-- START Provided information --

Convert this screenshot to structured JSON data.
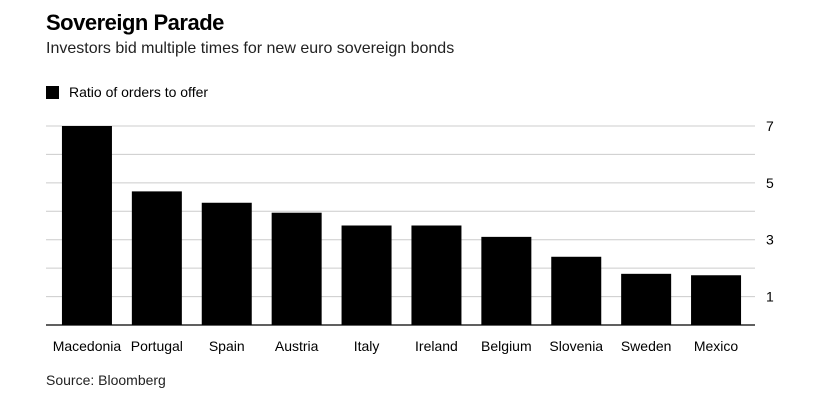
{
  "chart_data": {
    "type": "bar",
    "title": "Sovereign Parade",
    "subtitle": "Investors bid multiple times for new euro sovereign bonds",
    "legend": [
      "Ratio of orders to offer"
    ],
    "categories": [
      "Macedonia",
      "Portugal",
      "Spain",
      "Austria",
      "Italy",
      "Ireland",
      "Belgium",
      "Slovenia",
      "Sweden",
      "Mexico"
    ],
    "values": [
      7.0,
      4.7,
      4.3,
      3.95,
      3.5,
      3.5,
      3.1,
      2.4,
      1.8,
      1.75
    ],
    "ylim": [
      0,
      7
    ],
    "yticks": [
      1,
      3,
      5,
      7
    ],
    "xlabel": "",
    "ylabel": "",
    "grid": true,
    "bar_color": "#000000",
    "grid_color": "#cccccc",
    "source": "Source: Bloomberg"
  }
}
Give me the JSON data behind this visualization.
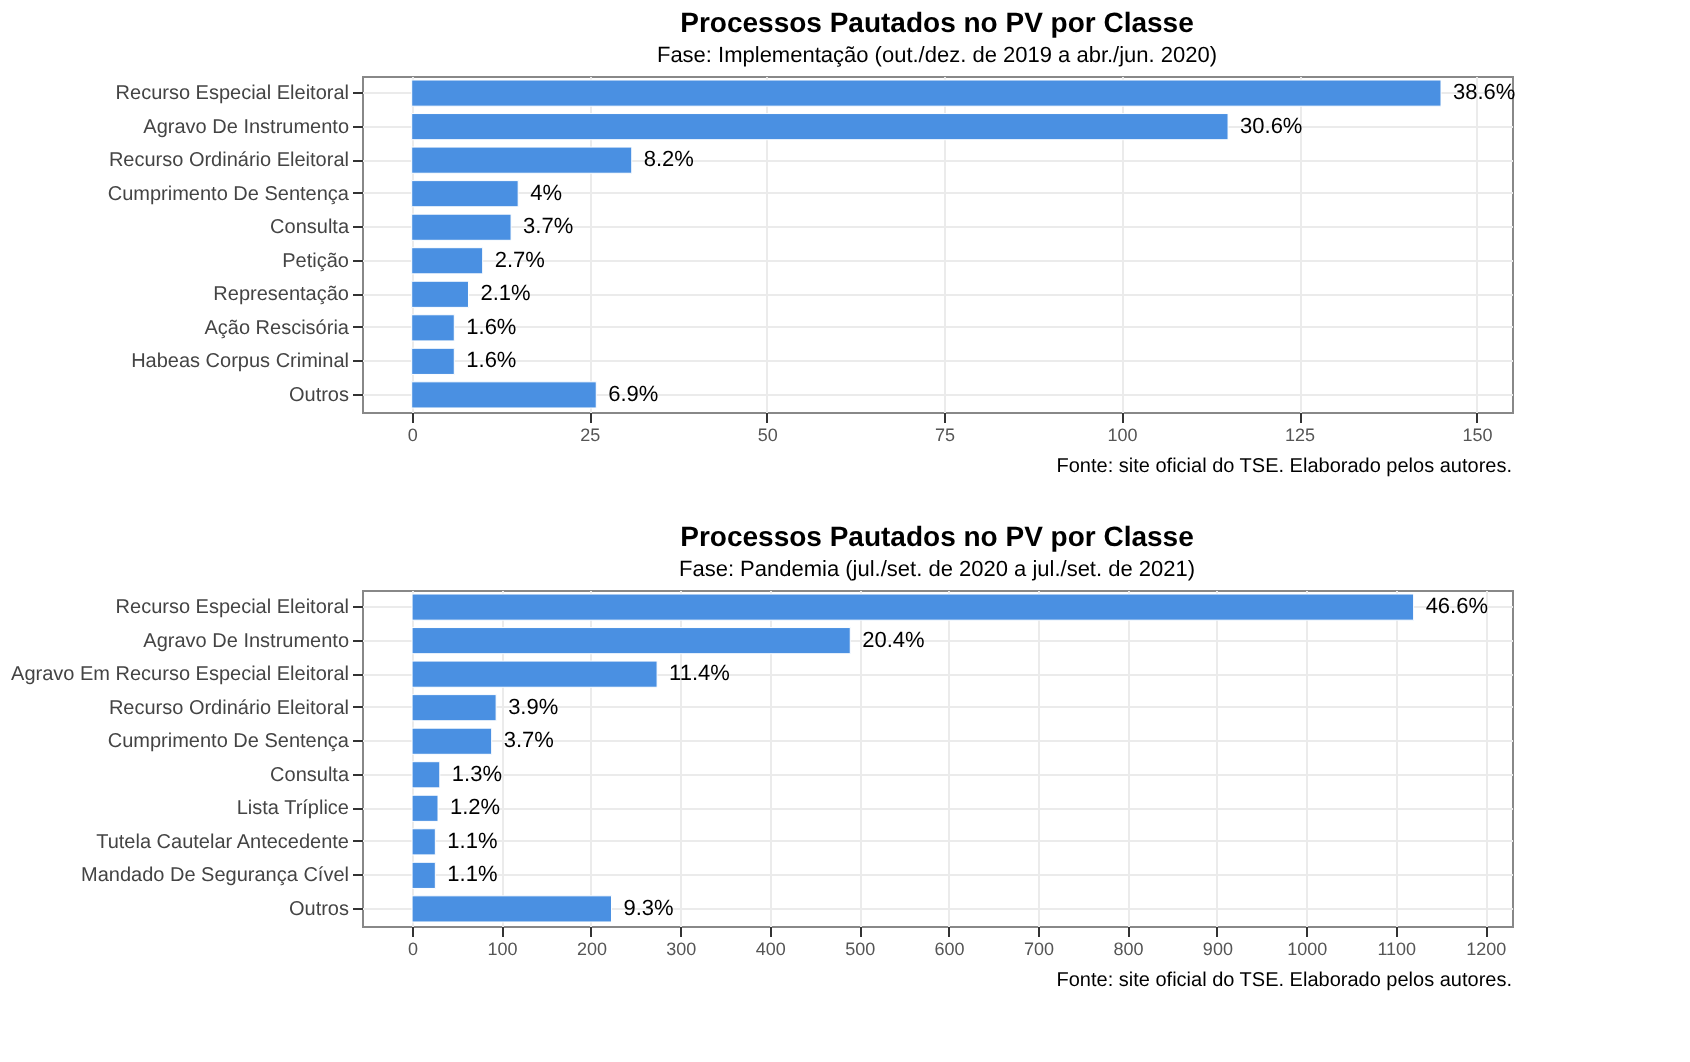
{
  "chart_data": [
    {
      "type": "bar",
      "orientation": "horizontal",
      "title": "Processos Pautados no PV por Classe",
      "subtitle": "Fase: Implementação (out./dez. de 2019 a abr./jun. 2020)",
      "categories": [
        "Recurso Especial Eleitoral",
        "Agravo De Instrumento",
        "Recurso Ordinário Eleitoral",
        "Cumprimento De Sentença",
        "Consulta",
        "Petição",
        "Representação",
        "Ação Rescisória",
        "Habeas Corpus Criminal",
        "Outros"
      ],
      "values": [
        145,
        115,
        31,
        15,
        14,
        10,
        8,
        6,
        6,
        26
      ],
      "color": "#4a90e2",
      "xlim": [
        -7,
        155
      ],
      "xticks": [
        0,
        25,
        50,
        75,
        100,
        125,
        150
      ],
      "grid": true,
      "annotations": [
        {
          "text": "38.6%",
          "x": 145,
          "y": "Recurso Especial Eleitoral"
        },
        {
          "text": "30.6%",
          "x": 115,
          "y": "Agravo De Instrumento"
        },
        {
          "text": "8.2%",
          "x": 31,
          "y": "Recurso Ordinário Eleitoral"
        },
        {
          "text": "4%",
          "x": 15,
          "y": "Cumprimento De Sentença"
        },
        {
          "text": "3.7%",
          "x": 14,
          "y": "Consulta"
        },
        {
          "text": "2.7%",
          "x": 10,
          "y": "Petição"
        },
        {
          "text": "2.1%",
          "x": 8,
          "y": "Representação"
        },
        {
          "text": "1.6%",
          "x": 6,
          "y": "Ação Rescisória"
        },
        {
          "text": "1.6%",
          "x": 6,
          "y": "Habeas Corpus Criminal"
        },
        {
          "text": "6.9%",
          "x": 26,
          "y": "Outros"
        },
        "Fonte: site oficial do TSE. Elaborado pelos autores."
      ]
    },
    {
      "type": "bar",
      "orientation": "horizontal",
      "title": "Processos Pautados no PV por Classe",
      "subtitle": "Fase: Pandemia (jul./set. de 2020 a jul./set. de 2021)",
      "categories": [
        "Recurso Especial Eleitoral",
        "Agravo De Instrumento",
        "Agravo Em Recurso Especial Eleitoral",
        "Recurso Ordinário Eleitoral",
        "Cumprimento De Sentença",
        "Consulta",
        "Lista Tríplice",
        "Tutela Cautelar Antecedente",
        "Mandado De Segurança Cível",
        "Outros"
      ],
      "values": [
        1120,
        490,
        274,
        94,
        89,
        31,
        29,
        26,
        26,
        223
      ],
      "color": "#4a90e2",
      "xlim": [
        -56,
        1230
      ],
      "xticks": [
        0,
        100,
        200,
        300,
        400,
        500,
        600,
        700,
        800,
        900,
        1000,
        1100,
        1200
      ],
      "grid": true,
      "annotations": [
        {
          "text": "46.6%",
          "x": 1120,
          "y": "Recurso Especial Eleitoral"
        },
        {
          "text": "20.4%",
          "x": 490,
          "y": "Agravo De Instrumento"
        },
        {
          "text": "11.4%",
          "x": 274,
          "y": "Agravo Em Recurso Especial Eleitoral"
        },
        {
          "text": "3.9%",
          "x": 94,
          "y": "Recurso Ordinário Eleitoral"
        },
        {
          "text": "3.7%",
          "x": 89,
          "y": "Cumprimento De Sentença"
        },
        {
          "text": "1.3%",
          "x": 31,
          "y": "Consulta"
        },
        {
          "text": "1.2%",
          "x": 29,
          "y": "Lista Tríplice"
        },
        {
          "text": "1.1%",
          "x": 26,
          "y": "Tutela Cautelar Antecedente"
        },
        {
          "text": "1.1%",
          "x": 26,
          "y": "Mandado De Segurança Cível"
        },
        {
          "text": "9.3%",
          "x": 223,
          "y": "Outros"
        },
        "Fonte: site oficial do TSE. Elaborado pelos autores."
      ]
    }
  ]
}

-- END Provided information --

**The problem:**
Please transcribe the material above exactly as written. Leave the pictures out.

**Result of this task:**
Convert this screenshot to structured JSON data.
{
  "chart_data": {
    "type": "bar",
    "title": "Sovereign Parade",
    "subtitle": "Investors bid multiple times for new euro sovereign bonds",
    "legend": [
      "Ratio of orders to offer"
    ],
    "categories": [
      "Macedonia",
      "Portugal",
      "Spain",
      "Austria",
      "Italy",
      "Ireland",
      "Belgium",
      "Slovenia",
      "Sweden",
      "Mexico"
    ],
    "values": [
      7.0,
      4.7,
      4.3,
      3.95,
      3.5,
      3.5,
      3.1,
      2.4,
      1.8,
      1.75
    ],
    "ylim": [
      0,
      7
    ],
    "yticks": [
      1,
      3,
      5,
      7
    ],
    "xlabel": "",
    "ylabel": "",
    "grid": true,
    "bar_color": "#000000",
    "grid_color": "#cccccc",
    "source": "Source: Bloomberg"
  }
}
Give me the JSON data behind this visualization.
{
  "chart_data": [
    {
      "type": "bar",
      "orientation": "horizontal",
      "title": "Processos Pautados no PV por Classe",
      "subtitle": "Fase: Implementação (out./dez. de 2019 a abr./jun. 2020)",
      "categories": [
        "Recurso Especial Eleitoral",
        "Agravo De Instrumento",
        "Recurso Ordinário Eleitoral",
        "Cumprimento De Sentença",
        "Consulta",
        "Petição",
        "Representação",
        "Ação Rescisória",
        "Habeas Corpus Criminal",
        "Outros"
      ],
      "values": [
        145,
        115,
        31,
        15,
        14,
        10,
        8,
        6,
        6,
        26
      ],
      "color": "#4a90e2",
      "xlim": [
        -7,
        155
      ],
      "xticks": [
        0,
        25,
        50,
        75,
        100,
        125,
        150
      ],
      "grid": true,
      "annotations": [
        {
          "text": "38.6%",
          "x": 145,
          "y": "Recurso Especial Eleitoral"
        },
        {
          "text": "30.6%",
          "x": 115,
          "y": "Agravo De Instrumento"
        },
        {
          "text": "8.2%",
          "x": 31,
          "y": "Recurso Ordinário Eleitoral"
        },
        {
          "text": "4%",
          "x": 15,
          "y": "Cumprimento De Sentença"
        },
        {
          "text": "3.7%",
          "x": 14,
          "y": "Consulta"
        },
        {
          "text": "2.7%",
          "x": 10,
          "y": "Petição"
        },
        {
          "text": "2.1%",
          "x": 8,
          "y": "Representação"
        },
        {
          "text": "1.6%",
          "x": 6,
          "y": "Ação Rescisória"
        },
        {
          "text": "1.6%",
          "x": 6,
          "y": "Habeas Corpus Criminal"
        },
        {
          "text": "6.9%",
          "x": 26,
          "y": "Outros"
        },
        "Fonte: site oficial do TSE. Elaborado pelos autores."
      ]
    },
    {
      "type": "bar",
      "orientation": "horizontal",
      "title": "Processos Pautados no PV por Classe",
      "subtitle": "Fase: Pandemia (jul./set. de 2020 a jul./set. de 2021)",
      "categories": [
        "Recurso Especial Eleitoral",
        "Agravo De Instrumento",
        "Agravo Em Recurso Especial Eleitoral",
        "Recurso Ordinário Eleitoral",
        "Cumprimento De Sentença",
        "Consulta",
        "Lista Tríplice",
        "Tutela Cautelar Antecedente",
        "Mandado De Segurança Cível",
        "Outros"
      ],
      "values": [
        1120,
        490,
        274,
        94,
        89,
        31,
        29,
        26,
        26,
        223
      ],
      "color": "#4a90e2",
      "xlim": [
        -56,
        1230
      ],
      "xticks": [
        0,
        100,
        200,
        300,
        400,
        500,
        600,
        700,
        800,
        900,
        1000,
        1100,
        1200
      ],
      "grid": true,
      "annotations": [
        {
          "text": "46.6%",
          "x": 1120,
          "y": "Recurso Especial Eleitoral"
        },
        {
          "text": "20.4%",
          "x": 490,
          "y": "Agravo De Instrumento"
        },
        {
          "text": "11.4%",
          "x": 274,
          "y": "Agravo Em Recurso Especial Eleitoral"
        },
        {
          "text": "3.9%",
          "x": 94,
          "y": "Recurso Ordinário Eleitoral"
        },
        {
          "text": "3.7%",
          "x": 89,
          "y": "Cumprimento De Sentença"
        },
        {
          "text": "1.3%",
          "x": 31,
          "y": "Consulta"
        },
        {
          "text": "1.2%",
          "x": 29,
          "y": "Lista Tríplice"
        },
        {
          "text": "1.1%",
          "x": 26,
          "y": "Tutela Cautelar Antecedente"
        },
        {
          "text": "1.1%",
          "x": 26,
          "y": "Mandado De Segurança Cível"
        },
        {
          "text": "9.3%",
          "x": 223,
          "y": "Outros"
        },
        "Fonte: site oficial do TSE. Elaborado pelos autores."
      ]
    }
  ]
}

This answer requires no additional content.